- _TO BE DONE_:
Print all records exactly, leaving nothing out.

-- Start of DATA SHOWN --

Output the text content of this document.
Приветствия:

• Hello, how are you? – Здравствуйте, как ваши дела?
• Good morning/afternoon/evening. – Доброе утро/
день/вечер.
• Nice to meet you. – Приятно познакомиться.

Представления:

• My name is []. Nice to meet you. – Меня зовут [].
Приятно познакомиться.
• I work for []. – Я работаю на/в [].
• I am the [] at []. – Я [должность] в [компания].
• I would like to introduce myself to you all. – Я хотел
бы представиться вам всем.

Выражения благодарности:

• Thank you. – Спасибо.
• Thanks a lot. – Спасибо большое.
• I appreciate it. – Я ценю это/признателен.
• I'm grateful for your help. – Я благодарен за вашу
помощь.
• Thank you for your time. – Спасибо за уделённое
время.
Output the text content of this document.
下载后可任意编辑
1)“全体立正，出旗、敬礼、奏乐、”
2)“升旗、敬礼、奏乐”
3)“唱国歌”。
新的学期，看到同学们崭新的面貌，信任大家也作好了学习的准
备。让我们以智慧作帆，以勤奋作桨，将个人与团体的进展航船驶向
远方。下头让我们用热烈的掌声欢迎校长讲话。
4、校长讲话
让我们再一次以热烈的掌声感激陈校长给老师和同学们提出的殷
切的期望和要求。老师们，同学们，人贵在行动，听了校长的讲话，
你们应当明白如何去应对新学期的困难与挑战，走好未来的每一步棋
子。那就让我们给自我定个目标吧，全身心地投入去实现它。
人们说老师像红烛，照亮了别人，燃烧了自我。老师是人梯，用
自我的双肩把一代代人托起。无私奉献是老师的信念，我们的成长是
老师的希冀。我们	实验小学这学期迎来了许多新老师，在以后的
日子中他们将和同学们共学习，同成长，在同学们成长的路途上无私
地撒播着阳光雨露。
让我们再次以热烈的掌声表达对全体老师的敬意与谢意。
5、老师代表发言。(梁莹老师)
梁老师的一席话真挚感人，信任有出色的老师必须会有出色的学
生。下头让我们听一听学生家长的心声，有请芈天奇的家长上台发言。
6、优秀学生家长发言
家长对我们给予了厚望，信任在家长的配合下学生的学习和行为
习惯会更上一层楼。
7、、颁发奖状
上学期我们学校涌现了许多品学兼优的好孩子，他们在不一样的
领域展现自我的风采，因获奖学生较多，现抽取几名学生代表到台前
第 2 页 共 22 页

-- End of DATA SHOWN --

- _CORRECT ANSWER_:
Output the text content of this document.
Приветствия:

• Hello, how are you? – Здравствуйте, как ваши дела?
• Good morning/afternoon/evening. – Доброе утро/
день/вечер.
• Nice to meet you. – Приятно познакомиться.

Представления:

• My name is []. Nice to meet you. – Меня зовут [].
Приятно познакомиться.
• I work for []. – Я работаю на/в [].
• I am the [] at []. – Я [должность] в [компания].
• I would like to introduce myself to you all. – Я хотел
бы представиться вам всем.

Выражения благодарности:

• Thank you. – Спасибо.
• Thanks a lot. – Спасибо большое.
• I appreciate it. – Я ценю это/признателен.
• I'm grateful for your help. – Я благодарен за вашу
помощь.
• Thank you for your time. – Спасибо за уделённое
время.
Output the text content of this document.
下载后可任意编辑
1)“全体立正，出旗、敬礼、奏乐、”
2)“升旗、敬礼、奏乐”
3)“唱国歌”。
新的学期，看到同学们崭新的面貌，信任大家也作好了学习的准
备。让我们以智慧作帆，以勤奋作桨，将个人与团体的进展航船驶向
远方。下头让我们用热烈的掌声欢迎校长讲话。
4、校长讲话
让我们再一次以热烈的掌声感激陈校长给老师和同学们提出的殷
切的期望和要求。老师们，同学们，人贵在行动，听了校长的讲话，
你们应当明白如何去应对新学期的困难与挑战，走好未来的每一步棋
子。那就让我们给自我定个目标吧，全身心地投入去实现它。
人们说老师像红烛，照亮了别人，燃烧了自我。老师是人梯，用
自我的双肩把一代代人托起。无私奉献是老师的信念，我们的成长是
老师的希冀。我们	实验小学这学期迎来了许多新老师，在以后的
日子中他们将和同学们共学习，同成长，在同学们成长的路途上无私
地撒播着阳光雨露。
让我们再次以热烈的掌声表达对全体老师的敬意与谢意。
5、老师代表发言。(梁莹老师)
梁老师的一席话真挚感人，信任有出色的老师必须会有出色的学
生。下头让我们听一听学生家长的心声，有请芈天奇的家长上台发言。
6、优秀学生家长发言
家长对我们给予了厚望，信任在家长的配合下学生的学习和行为
习惯会更上一层楼。
7、、颁发奖状
上学期我们学校涌现了许多品学兼优的好孩子，他们在不一样的
领域展现自我的风采，因获奖学生较多，现抽取几名学生代表到台前
第 2 页 共 22 页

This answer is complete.